> **Set task**: Gather the lines that hold the string "this".

> **Task inputs**:
──────

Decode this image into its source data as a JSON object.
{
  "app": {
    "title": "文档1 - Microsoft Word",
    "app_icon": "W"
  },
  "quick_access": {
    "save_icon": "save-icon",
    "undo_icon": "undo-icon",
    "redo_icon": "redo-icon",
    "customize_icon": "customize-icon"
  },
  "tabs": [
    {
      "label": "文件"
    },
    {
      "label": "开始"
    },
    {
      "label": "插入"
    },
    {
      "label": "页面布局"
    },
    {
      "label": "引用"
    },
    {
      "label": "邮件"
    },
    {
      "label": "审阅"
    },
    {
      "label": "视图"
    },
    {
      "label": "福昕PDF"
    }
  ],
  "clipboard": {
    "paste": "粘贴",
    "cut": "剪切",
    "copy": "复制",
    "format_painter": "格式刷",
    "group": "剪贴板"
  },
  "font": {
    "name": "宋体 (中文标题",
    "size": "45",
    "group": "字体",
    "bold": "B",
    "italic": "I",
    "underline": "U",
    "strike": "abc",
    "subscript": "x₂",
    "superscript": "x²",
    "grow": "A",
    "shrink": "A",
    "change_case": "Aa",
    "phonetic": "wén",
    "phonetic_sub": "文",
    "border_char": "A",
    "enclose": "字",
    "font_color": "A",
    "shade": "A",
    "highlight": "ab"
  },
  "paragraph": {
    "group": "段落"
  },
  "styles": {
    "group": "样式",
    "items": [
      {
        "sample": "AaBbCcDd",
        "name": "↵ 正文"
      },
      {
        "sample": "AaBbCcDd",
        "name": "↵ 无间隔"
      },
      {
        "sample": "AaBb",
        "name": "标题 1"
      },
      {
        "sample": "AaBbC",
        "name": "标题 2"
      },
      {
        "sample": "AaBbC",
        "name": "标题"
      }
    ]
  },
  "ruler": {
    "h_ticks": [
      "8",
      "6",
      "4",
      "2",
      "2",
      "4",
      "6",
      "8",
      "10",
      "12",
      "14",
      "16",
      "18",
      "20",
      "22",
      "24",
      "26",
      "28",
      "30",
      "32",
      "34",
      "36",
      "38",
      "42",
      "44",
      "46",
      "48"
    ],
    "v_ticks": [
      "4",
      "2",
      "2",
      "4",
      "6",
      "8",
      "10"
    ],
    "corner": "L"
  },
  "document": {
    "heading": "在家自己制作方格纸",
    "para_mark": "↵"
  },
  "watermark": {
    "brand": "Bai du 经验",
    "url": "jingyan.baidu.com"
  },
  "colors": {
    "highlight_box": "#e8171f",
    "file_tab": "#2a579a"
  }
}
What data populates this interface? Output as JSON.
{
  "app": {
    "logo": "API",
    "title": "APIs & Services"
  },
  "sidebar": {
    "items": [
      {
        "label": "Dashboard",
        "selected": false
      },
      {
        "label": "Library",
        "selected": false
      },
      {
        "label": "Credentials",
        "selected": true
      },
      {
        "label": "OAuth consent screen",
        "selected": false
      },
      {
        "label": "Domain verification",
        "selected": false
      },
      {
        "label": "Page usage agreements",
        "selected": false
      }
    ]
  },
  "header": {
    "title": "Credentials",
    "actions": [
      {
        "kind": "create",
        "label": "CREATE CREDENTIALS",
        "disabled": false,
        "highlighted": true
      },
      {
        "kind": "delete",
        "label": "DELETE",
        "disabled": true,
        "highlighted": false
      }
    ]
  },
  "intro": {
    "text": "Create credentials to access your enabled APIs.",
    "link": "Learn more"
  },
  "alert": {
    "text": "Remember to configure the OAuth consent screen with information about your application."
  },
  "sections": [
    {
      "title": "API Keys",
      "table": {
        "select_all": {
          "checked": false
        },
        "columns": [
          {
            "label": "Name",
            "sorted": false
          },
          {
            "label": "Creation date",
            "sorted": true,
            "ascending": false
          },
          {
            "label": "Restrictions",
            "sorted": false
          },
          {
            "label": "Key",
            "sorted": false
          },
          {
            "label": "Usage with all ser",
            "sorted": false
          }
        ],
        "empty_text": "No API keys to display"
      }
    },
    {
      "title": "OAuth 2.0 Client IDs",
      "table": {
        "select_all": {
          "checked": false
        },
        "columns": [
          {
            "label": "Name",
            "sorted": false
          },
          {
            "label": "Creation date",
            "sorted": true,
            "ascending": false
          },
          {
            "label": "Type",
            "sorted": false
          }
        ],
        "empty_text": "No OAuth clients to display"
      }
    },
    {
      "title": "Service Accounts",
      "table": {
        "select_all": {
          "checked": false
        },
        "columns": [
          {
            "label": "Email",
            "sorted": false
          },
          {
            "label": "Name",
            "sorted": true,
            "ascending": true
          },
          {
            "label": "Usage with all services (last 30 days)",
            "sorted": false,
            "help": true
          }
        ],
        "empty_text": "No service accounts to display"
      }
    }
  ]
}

──────

> **Result of the task**:
Decode this image into its source data as a JSON object.
What data populates this interface? Output as JSON.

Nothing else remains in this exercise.